# start of RECORDS FOR THIS EXERCISE

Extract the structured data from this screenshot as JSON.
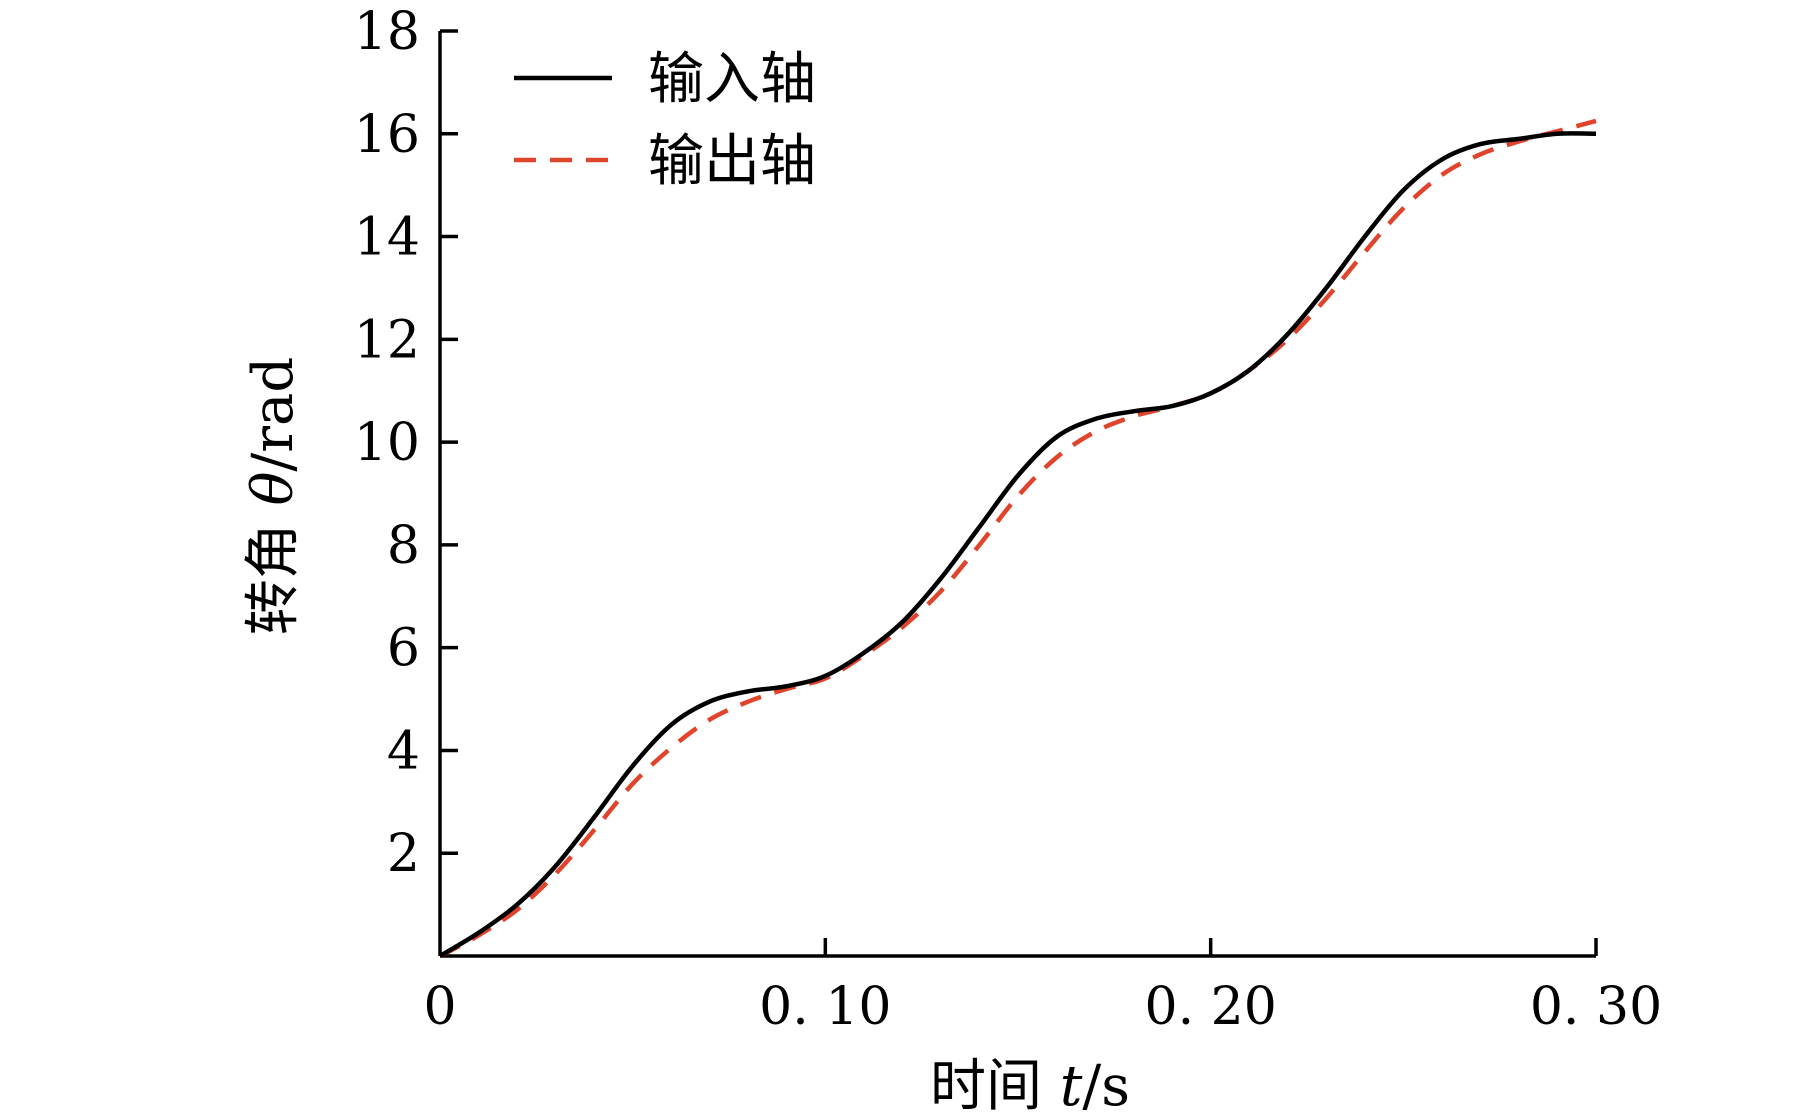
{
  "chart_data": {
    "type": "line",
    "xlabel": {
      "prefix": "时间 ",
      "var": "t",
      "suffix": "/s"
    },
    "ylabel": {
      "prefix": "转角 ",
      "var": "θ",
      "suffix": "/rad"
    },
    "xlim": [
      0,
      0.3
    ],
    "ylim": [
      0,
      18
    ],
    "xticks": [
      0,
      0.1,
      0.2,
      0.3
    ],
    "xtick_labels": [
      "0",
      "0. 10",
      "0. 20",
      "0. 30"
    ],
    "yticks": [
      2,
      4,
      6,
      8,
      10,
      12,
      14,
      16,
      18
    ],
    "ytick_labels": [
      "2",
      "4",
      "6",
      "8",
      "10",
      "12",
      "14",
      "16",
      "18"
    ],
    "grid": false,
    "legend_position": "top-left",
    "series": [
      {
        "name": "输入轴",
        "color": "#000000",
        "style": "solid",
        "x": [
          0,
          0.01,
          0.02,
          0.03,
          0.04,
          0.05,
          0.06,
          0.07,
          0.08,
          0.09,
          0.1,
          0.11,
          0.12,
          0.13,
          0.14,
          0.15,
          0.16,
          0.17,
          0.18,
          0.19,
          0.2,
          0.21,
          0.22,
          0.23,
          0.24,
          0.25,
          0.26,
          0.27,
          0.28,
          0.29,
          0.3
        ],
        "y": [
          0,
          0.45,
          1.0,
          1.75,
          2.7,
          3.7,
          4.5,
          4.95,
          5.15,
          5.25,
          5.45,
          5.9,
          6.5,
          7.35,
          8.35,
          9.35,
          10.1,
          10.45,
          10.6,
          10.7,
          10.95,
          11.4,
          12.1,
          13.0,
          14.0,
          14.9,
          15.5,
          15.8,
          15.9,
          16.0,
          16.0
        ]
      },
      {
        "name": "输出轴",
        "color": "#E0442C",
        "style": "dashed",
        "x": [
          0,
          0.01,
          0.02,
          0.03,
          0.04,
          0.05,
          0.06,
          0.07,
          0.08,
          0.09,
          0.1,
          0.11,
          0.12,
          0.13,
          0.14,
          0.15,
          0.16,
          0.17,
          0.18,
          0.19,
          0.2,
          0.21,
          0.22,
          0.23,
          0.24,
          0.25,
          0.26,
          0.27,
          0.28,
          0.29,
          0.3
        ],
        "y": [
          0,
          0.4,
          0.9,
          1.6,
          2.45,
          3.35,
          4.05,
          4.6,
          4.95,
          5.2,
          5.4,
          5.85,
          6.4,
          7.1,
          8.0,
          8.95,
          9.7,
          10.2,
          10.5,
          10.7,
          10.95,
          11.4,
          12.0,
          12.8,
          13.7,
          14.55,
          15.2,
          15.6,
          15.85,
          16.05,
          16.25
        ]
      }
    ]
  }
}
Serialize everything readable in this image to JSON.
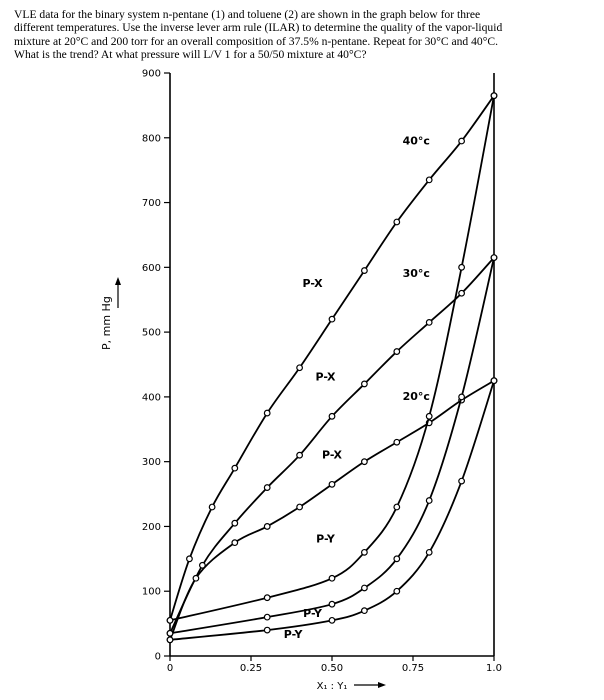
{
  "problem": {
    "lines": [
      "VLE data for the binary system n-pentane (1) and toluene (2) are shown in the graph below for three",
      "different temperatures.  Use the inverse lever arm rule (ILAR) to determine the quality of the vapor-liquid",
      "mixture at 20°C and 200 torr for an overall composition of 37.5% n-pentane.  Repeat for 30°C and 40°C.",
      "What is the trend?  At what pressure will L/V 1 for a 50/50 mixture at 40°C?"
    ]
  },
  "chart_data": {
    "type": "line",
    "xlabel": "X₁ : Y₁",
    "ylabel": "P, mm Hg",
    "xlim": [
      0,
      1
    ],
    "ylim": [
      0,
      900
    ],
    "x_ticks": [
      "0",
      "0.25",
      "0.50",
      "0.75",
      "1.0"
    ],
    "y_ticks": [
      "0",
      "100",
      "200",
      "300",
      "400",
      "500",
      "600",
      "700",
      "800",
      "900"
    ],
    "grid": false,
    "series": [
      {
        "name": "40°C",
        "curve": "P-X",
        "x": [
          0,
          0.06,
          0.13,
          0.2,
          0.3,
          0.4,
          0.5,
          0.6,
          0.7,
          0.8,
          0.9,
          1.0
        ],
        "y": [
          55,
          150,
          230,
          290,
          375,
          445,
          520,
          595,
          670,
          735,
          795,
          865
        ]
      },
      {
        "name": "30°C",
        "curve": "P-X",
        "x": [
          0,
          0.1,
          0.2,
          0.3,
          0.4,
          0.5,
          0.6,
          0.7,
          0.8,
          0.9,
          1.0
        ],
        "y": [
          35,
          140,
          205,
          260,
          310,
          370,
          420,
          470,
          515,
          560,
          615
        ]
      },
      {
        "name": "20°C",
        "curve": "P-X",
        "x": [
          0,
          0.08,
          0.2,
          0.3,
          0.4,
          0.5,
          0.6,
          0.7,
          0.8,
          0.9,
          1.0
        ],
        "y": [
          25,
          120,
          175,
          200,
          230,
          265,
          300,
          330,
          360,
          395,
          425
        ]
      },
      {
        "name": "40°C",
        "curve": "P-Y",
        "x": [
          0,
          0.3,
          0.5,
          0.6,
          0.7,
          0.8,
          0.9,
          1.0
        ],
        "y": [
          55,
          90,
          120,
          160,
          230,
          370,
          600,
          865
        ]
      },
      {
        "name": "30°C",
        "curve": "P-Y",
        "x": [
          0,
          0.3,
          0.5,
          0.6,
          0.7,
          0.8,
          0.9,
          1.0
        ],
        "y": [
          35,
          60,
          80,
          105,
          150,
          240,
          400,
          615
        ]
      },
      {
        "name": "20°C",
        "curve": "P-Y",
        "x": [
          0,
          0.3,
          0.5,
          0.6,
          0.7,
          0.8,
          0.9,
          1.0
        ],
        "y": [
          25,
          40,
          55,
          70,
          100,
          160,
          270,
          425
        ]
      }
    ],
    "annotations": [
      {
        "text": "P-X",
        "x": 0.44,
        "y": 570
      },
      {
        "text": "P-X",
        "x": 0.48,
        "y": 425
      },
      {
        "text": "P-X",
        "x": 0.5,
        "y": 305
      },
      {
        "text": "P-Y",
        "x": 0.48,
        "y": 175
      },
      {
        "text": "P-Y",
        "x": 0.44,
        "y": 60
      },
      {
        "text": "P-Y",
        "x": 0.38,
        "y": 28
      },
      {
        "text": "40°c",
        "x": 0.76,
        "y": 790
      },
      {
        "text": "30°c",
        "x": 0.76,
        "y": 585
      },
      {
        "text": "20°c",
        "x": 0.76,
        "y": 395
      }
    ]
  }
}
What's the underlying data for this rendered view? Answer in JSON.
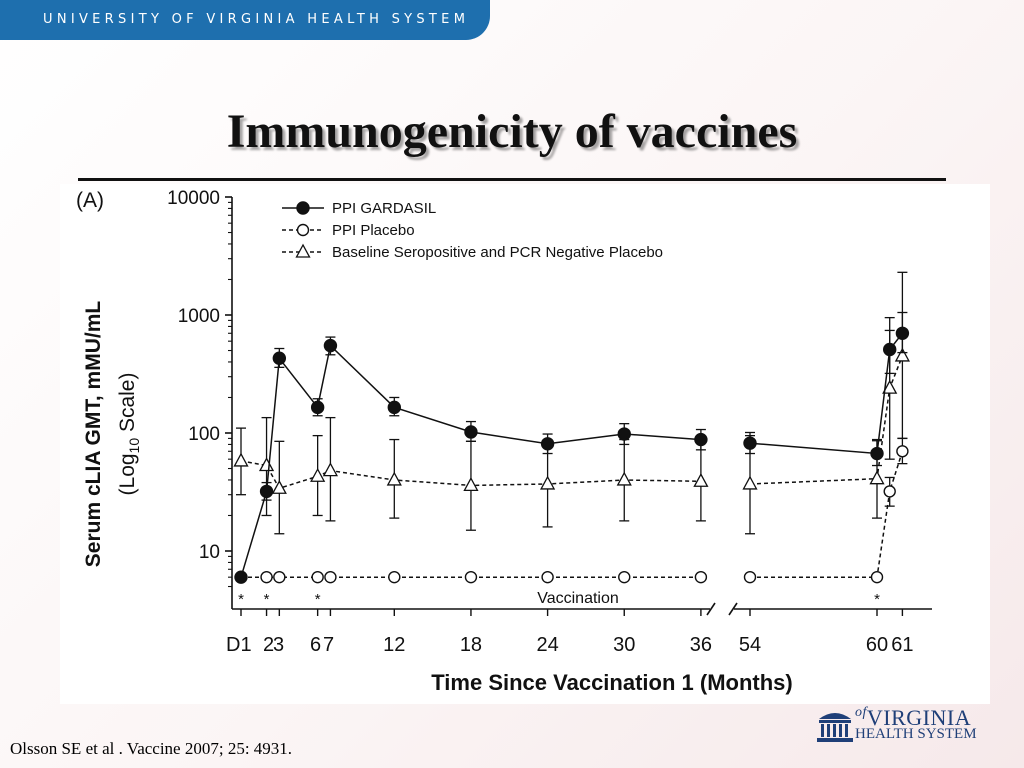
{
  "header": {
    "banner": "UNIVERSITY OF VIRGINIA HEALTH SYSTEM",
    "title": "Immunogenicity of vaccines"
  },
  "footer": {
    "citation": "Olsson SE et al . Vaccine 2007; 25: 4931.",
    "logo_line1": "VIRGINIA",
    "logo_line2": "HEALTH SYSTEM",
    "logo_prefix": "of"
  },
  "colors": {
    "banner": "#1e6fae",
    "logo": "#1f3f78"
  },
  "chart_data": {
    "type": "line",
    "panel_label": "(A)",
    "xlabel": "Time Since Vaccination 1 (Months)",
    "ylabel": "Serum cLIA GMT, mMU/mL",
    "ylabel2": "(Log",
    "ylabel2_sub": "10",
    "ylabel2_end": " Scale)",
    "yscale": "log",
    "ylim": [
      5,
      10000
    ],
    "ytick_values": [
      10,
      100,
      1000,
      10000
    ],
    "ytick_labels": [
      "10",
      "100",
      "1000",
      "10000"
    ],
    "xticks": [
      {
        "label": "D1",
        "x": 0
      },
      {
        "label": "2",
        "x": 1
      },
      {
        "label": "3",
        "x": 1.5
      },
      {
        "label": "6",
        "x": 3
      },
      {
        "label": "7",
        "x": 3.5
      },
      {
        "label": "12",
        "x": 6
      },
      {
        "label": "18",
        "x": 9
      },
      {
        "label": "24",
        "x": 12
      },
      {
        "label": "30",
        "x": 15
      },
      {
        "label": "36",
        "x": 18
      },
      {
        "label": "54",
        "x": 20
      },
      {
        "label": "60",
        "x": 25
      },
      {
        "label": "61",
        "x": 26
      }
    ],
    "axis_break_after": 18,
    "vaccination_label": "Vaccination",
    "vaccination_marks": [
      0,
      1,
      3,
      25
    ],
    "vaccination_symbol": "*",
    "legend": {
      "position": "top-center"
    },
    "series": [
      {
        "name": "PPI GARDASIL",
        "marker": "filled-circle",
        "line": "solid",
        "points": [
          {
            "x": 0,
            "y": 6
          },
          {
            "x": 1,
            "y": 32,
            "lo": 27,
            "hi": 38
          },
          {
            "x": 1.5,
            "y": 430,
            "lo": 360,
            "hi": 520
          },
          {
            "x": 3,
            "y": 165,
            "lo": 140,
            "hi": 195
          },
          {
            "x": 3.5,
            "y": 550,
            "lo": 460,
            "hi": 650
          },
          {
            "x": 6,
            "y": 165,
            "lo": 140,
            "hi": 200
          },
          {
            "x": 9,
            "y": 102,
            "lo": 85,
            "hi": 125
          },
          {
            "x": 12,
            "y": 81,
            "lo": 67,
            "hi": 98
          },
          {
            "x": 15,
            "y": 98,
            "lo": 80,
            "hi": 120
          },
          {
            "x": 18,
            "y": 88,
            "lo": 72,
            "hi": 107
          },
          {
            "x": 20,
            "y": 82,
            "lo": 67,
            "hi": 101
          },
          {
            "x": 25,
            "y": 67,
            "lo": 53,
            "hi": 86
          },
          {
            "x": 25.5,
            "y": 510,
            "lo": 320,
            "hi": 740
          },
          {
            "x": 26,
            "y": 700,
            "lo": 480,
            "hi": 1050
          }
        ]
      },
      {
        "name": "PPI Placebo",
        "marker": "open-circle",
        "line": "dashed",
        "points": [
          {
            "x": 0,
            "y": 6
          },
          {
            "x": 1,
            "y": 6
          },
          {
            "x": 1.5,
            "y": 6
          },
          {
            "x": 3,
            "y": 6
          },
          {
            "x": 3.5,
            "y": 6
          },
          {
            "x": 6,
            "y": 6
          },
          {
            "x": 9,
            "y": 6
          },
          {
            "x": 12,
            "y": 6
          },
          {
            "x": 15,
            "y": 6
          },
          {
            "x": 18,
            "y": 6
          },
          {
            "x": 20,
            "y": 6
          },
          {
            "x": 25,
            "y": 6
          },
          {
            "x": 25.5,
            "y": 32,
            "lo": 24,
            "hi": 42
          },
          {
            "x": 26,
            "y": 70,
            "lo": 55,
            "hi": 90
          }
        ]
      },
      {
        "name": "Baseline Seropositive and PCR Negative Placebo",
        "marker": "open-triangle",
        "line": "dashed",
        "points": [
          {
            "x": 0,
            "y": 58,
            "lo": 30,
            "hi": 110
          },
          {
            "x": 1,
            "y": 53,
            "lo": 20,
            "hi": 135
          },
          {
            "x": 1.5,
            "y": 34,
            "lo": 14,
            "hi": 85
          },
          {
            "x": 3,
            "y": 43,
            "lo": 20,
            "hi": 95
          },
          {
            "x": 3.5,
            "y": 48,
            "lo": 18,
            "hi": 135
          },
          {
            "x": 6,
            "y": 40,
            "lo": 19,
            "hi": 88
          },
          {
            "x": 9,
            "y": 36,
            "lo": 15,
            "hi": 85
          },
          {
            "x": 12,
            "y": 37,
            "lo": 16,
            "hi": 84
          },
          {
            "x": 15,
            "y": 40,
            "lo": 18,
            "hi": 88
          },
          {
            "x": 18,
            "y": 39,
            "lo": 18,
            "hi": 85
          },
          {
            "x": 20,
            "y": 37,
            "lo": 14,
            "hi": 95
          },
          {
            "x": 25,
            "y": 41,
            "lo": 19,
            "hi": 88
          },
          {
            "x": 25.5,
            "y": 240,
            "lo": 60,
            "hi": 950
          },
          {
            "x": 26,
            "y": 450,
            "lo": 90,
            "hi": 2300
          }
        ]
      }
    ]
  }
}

# end of RECORDS FOR THIS EXERCISE

- WHAT IS BEING ASKED -
Search the data above for the string "circle" and copy each line that has it.

- TASK OUTPUT -
        "marker": "filled-circle",
        "marker": "open-circle",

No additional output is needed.